## To do
Extract every line of the records below and reproduce each one verbatim, with no changes.

## Recorded data
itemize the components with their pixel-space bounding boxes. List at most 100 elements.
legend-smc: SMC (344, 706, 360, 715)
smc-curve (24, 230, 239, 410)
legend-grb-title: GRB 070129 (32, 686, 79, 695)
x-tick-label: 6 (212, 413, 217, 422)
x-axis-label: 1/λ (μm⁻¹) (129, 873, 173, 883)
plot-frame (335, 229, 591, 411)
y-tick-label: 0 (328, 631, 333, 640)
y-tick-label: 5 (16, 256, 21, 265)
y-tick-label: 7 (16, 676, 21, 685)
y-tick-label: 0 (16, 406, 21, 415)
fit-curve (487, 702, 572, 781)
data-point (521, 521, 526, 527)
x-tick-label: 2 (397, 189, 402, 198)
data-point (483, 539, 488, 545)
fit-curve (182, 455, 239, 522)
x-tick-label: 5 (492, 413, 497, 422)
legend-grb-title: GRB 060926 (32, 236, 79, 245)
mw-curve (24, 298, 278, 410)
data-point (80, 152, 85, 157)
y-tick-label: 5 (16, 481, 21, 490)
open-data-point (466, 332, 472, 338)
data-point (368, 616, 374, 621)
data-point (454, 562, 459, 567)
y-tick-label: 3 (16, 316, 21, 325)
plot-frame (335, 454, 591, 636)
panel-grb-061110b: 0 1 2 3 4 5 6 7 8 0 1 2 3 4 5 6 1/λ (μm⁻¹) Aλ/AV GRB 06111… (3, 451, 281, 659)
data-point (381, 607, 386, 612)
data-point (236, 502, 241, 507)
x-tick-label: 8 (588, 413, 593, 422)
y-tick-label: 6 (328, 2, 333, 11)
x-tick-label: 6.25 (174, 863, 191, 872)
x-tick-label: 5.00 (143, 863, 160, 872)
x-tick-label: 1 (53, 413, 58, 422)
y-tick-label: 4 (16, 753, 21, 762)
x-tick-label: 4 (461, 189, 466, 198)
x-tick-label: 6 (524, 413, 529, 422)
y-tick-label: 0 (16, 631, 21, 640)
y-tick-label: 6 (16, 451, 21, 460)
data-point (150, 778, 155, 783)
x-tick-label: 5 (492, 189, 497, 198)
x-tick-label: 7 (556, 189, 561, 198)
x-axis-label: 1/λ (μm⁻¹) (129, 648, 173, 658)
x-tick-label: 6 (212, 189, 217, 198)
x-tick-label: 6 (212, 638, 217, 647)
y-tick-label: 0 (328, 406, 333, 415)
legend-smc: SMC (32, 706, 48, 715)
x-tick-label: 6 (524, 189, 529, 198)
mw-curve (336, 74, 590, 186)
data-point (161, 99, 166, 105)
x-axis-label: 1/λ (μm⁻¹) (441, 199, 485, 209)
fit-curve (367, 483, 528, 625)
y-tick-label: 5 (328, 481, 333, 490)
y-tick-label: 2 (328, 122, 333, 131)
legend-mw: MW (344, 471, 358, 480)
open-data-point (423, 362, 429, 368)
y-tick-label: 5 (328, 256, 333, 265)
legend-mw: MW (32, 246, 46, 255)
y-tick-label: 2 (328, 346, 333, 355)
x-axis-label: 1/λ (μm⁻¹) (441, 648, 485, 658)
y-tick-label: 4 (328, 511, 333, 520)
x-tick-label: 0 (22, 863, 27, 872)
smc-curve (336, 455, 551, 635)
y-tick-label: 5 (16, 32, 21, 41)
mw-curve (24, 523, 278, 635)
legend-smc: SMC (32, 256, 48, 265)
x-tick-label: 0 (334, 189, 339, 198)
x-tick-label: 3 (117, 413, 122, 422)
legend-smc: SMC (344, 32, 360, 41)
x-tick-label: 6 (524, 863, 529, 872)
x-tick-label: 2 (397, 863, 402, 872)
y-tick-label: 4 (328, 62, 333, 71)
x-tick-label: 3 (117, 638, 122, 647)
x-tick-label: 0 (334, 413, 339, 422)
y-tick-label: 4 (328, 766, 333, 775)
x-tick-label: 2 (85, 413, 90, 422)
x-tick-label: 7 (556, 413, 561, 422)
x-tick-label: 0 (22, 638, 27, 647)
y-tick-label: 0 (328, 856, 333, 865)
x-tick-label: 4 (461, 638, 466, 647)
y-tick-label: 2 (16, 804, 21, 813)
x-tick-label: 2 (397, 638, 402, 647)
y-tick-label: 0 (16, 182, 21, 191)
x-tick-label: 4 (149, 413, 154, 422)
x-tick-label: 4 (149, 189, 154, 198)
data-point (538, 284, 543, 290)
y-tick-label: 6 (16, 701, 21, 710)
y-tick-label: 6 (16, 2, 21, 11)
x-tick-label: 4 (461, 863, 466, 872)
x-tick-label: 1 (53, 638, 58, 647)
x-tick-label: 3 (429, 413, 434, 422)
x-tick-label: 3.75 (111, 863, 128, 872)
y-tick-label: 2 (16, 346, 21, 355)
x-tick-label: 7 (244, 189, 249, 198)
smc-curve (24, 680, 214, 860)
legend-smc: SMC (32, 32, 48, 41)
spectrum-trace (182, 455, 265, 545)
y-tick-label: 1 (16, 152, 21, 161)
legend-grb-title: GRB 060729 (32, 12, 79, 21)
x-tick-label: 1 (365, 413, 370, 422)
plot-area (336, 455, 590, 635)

## Full response
itemize the components with their pixel-space bounding boxes. List at most 100 elements.
legend-smc: SMC (344, 706, 360, 715)
smc-curve (24, 230, 239, 410)
legend-grb-title: GRB 070129 (32, 686, 79, 695)
x-tick-label: 6 (212, 413, 217, 422)
x-axis-label: 1/λ (μm⁻¹) (129, 873, 173, 883)
plot-frame (335, 229, 591, 411)
y-tick-label: 0 (328, 631, 333, 640)
y-tick-label: 5 (16, 256, 21, 265)
y-tick-label: 7 (16, 676, 21, 685)
y-tick-label: 0 (16, 406, 21, 415)
fit-curve (487, 702, 572, 781)
data-point (521, 521, 526, 527)
x-tick-label: 2 (397, 189, 402, 198)
data-point (483, 539, 488, 545)
fit-curve (182, 455, 239, 522)
x-tick-label: 5 (492, 413, 497, 422)
legend-grb-title: GRB 060926 (32, 236, 79, 245)
mw-curve (24, 298, 278, 410)
data-point (80, 152, 85, 157)
y-tick-label: 5 (16, 481, 21, 490)
open-data-point (466, 332, 472, 338)
data-point (368, 616, 374, 621)
data-point (454, 562, 459, 567)
y-tick-label: 3 (16, 316, 21, 325)
plot-frame (335, 454, 591, 636)
panel-grb-061110b: 0 1 2 3 4 5 6 7 8 0 1 2 3 4 5 6 1/λ (μm⁻¹) Aλ/AV GRB 06111… (3, 451, 281, 659)
data-point (381, 607, 386, 612)
data-point (236, 502, 241, 507)
x-tick-label: 8 (588, 413, 593, 422)
y-tick-label: 6 (328, 2, 333, 11)
x-tick-label: 6.25 (174, 863, 191, 872)
x-tick-label: 5.00 (143, 863, 160, 872)
x-tick-label: 1 (53, 413, 58, 422)
y-tick-label: 4 (16, 753, 21, 762)
x-tick-label: 4 (461, 189, 466, 198)
x-tick-label: 6 (524, 413, 529, 422)
y-tick-label: 0 (16, 631, 21, 640)
y-tick-label: 6 (16, 451, 21, 460)
data-point (150, 778, 155, 783)
x-tick-label: 5 (492, 189, 497, 198)
x-tick-label: 7 (556, 189, 561, 198)
x-axis-label: 1/λ (μm⁻¹) (129, 648, 173, 658)
x-tick-label: 6 (212, 189, 217, 198)
x-tick-label: 6 (212, 638, 217, 647)
y-tick-label: 0 (328, 406, 333, 415)
legend-smc: SMC (32, 706, 48, 715)
x-tick-label: 6 (524, 189, 529, 198)
mw-curve (336, 74, 590, 186)
data-point (161, 99, 166, 105)
x-axis-label: 1/λ (μm⁻¹) (441, 199, 485, 209)
fit-curve (367, 483, 528, 625)
y-tick-label: 5 (328, 481, 333, 490)
y-tick-label: 2 (328, 122, 333, 131)
legend-mw: MW (344, 471, 358, 480)
open-data-point (423, 362, 429, 368)
y-tick-label: 5 (328, 256, 333, 265)
legend-mw: MW (32, 246, 46, 255)
y-tick-label: 2 (328, 346, 333, 355)
x-axis-label: 1/λ (μm⁻¹) (441, 648, 485, 658)
y-tick-label: 4 (328, 511, 333, 520)
x-tick-label: 0 (22, 863, 27, 872)
smc-curve (336, 455, 551, 635)
y-tick-label: 5 (16, 32, 21, 41)
mw-curve (24, 523, 278, 635)
legend-smc: SMC (32, 256, 48, 265)
x-tick-label: 0 (334, 189, 339, 198)
x-tick-label: 3 (117, 413, 122, 422)
legend-smc: SMC (344, 32, 360, 41)
x-tick-label: 6 (524, 863, 529, 872)
x-tick-label: 2 (397, 863, 402, 872)
y-tick-label: 4 (328, 62, 333, 71)
x-tick-label: 3 (117, 638, 122, 647)
x-tick-label: 0 (334, 413, 339, 422)
y-tick-label: 4 (328, 766, 333, 775)
x-tick-label: 2 (85, 413, 90, 422)
x-tick-label: 7 (556, 413, 561, 422)
x-tick-label: 0 (22, 638, 27, 647)
y-tick-label: 0 (328, 856, 333, 865)
x-tick-label: 4 (461, 638, 466, 647)
y-tick-label: 2 (16, 804, 21, 813)
x-tick-label: 2 (397, 638, 402, 647)
y-tick-label: 0 (16, 182, 21, 191)
x-tick-label: 4 (149, 413, 154, 422)
x-tick-label: 4 (149, 189, 154, 198)
data-point (538, 284, 543, 290)
y-tick-label: 6 (16, 701, 21, 710)
y-tick-label: 6 (16, 2, 21, 11)
x-tick-label: 4 (461, 863, 466, 872)
x-tick-label: 1 (53, 638, 58, 647)
x-tick-label: 3 (429, 413, 434, 422)
x-tick-label: 3.75 (111, 863, 128, 872)
y-tick-label: 2 (16, 346, 21, 355)
x-tick-label: 7 (244, 189, 249, 198)
smc-curve (24, 680, 214, 860)
legend-smc: SMC (32, 32, 48, 41)
spectrum-trace (182, 455, 265, 545)
y-tick-label: 1 (16, 152, 21, 161)
legend-grb-title: GRB 060729 (32, 12, 79, 21)
x-tick-label: 1 (365, 413, 370, 422)
plot-area (336, 455, 590, 635)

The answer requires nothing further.